==== Data to process
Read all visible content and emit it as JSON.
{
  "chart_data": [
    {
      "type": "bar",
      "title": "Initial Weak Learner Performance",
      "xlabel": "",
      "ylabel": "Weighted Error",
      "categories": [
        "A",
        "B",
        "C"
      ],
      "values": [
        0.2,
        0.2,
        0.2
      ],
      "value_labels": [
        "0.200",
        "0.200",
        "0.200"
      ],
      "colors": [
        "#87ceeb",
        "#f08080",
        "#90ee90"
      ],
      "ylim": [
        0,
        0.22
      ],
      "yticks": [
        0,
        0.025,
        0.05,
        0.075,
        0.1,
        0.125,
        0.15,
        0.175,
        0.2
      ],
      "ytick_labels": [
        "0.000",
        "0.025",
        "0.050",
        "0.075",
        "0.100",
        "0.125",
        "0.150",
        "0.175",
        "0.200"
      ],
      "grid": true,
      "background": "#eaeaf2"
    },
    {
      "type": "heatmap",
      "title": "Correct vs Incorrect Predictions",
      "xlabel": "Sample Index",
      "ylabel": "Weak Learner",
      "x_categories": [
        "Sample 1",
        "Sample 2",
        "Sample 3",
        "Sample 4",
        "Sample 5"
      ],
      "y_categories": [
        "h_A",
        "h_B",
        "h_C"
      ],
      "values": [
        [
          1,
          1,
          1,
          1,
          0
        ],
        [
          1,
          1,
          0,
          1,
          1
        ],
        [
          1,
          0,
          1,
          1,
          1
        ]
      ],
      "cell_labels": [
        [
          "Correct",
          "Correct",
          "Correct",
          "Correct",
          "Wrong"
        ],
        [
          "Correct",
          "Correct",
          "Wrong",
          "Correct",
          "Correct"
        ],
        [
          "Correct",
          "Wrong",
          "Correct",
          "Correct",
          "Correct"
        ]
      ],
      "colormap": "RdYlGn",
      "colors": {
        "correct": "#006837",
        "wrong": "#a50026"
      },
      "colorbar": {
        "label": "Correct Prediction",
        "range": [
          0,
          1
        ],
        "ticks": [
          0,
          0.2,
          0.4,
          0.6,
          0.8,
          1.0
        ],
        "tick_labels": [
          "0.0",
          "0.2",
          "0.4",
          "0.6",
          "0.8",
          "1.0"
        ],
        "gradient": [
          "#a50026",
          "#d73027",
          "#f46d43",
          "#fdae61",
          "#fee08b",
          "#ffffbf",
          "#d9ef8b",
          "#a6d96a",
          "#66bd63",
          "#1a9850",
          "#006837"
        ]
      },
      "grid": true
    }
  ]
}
========
> Exercise
Each record above must be given again exactly.

> Task answer
Read all visible content and emit it as JSON.
{
  "chart_data": [
    {
      "type": "bar",
      "title": "Initial Weak Learner Performance",
      "xlabel": "",
      "ylabel": "Weighted Error",
      "categories": [
        "A",
        "B",
        "C"
      ],
      "values": [
        0.2,
        0.2,
        0.2
      ],
      "value_labels": [
        "0.200",
        "0.200",
        "0.200"
      ],
      "colors": [
        "#87ceeb",
        "#f08080",
        "#90ee90"
      ],
      "ylim": [
        0,
        0.22
      ],
      "yticks": [
        0,
        0.025,
        0.05,
        0.075,
        0.1,
        0.125,
        0.15,
        0.175,
        0.2
      ],
      "ytick_labels": [
        "0.000",
        "0.025",
        "0.050",
        "0.075",
        "0.100",
        "0.125",
        "0.150",
        "0.175",
        "0.200"
      ],
      "grid": true,
      "background": "#eaeaf2"
    },
    {
      "type": "heatmap",
      "title": "Correct vs Incorrect Predictions",
      "xlabel": "Sample Index",
      "ylabel": "Weak Learner",
      "x_categories": [
        "Sample 1",
        "Sample 2",
        "Sample 3",
        "Sample 4",
        "Sample 5"
      ],
      "y_categories": [
        "h_A",
        "h_B",
        "h_C"
      ],
      "values": [
        [
          1,
          1,
          1,
          1,
          0
        ],
        [
          1,
          1,
          0,
          1,
          1
        ],
        [
          1,
          0,
          1,
          1,
          1
        ]
      ],
      "cell_labels": [
        [
          "Correct",
          "Correct",
          "Correct",
          "Correct",
          "Wrong"
        ],
        [
          "Correct",
          "Correct",
          "Wrong",
          "Correct",
          "Correct"
        ],
        [
          "Correct",
          "Wrong",
          "Correct",
          "Correct",
          "Correct"
        ]
      ],
      "colormap": "RdYlGn",
      "colors": {
        "correct": "#006837",
        "wrong": "#a50026"
      },
      "colorbar": {
        "label": "Correct Prediction",
        "range": [
          0,
          1
        ],
        "ticks": [
          0,
          0.2,
          0.4,
          0.6,
          0.8,
          1.0
        ],
        "tick_labels": [
          "0.0",
          "0.2",
          "0.4",
          "0.6",
          "0.8",
          "1.0"
        ],
        "gradient": [
          "#a50026",
          "#d73027",
          "#f46d43",
          "#fdae61",
          "#fee08b",
          "#ffffbf",
          "#d9ef8b",
          "#a6d96a",
          "#66bd63",
          "#1a9850",
          "#006837"
        ]
      },
      "grid": true
    }
  ]
}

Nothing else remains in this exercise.